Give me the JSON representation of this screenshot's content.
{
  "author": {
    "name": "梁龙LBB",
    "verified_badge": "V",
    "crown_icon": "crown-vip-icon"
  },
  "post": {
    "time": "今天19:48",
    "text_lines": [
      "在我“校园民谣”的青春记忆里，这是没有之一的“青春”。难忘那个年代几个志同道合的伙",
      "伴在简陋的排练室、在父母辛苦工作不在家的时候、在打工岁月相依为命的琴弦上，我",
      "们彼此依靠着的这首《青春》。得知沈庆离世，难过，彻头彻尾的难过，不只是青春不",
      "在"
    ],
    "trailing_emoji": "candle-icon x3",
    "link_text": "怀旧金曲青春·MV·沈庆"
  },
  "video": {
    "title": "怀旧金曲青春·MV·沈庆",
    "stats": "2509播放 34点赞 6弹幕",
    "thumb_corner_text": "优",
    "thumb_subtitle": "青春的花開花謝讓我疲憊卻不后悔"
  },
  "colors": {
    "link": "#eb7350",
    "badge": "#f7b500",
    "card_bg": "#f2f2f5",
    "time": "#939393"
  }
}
# # #
Given instruction: Extract the data exactly as given.

Completed exercise:
Give me the JSON representation of this screenshot's content.
{
  "author": {
    "name": "梁龙LBB",
    "verified_badge": "V",
    "crown_icon": "crown-vip-icon"
  },
  "post": {
    "time": "今天19:48",
    "text_lines": [
      "在我“校园民谣”的青春记忆里，这是没有之一的“青春”。难忘那个年代几个志同道合的伙",
      "伴在简陋的排练室、在父母辛苦工作不在家的时候、在打工岁月相依为命的琴弦上，我",
      "们彼此依靠着的这首《青春》。得知沈庆离世，难过，彻头彻尾的难过，不只是青春不",
      "在"
    ],
    "trailing_emoji": "candle-icon x3",
    "link_text": "怀旧金曲青春·MV·沈庆"
  },
  "video": {
    "title": "怀旧金曲青春·MV·沈庆",
    "stats": "2509播放 34点赞 6弹幕",
    "thumb_corner_text": "优",
    "thumb_subtitle": "青春的花開花謝讓我疲憊卻不后悔"
  },
  "colors": {
    "link": "#eb7350",
    "badge": "#f7b500",
    "card_bg": "#f2f2f5",
    "time": "#939393"
  }
}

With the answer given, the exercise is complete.